■ **CHALLENGE**
Output the data exactly, with every line intact.

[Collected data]
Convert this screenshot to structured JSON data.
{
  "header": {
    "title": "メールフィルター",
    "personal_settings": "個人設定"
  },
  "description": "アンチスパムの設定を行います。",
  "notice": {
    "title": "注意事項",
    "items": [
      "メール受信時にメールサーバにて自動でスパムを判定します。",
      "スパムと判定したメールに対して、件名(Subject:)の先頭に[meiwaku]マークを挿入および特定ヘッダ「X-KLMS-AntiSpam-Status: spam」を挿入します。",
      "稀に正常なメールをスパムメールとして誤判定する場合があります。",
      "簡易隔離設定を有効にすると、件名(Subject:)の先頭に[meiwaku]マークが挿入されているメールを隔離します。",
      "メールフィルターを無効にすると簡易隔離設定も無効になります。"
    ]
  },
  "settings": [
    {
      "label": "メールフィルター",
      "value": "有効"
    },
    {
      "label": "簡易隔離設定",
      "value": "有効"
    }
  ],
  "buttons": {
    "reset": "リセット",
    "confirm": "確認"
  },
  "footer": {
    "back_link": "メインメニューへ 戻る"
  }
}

■ **ANSWER FOR THIS EXERCISE**
Convert this screenshot to structured JSON data.
{
  "header": {
    "title": "メールフィルター",
    "personal_settings": "個人設定"
  },
  "description": "アンチスパムの設定を行います。",
  "notice": {
    "title": "注意事項",
    "items": [
      "メール受信時にメールサーバにて自動でスパムを判定します。",
      "スパムと判定したメールに対して、件名(Subject:)の先頭に[meiwaku]マークを挿入および特定ヘッダ「X-KLMS-AntiSpam-Status: spam」を挿入します。",
      "稀に正常なメールをスパムメールとして誤判定する場合があります。",
      "簡易隔離設定を有効にすると、件名(Subject:)の先頭に[meiwaku]マークが挿入されているメールを隔離します。",
      "メールフィルターを無効にすると簡易隔離設定も無効になります。"
    ]
  },
  "settings": [
    {
      "label": "メールフィルター",
      "value": "有効"
    },
    {
      "label": "簡易隔離設定",
      "value": "有効"
    }
  ],
  "buttons": {
    "reset": "リセット",
    "confirm": "確認"
  },
  "footer": {
    "back_link": "メインメニューへ 戻る"
  }
}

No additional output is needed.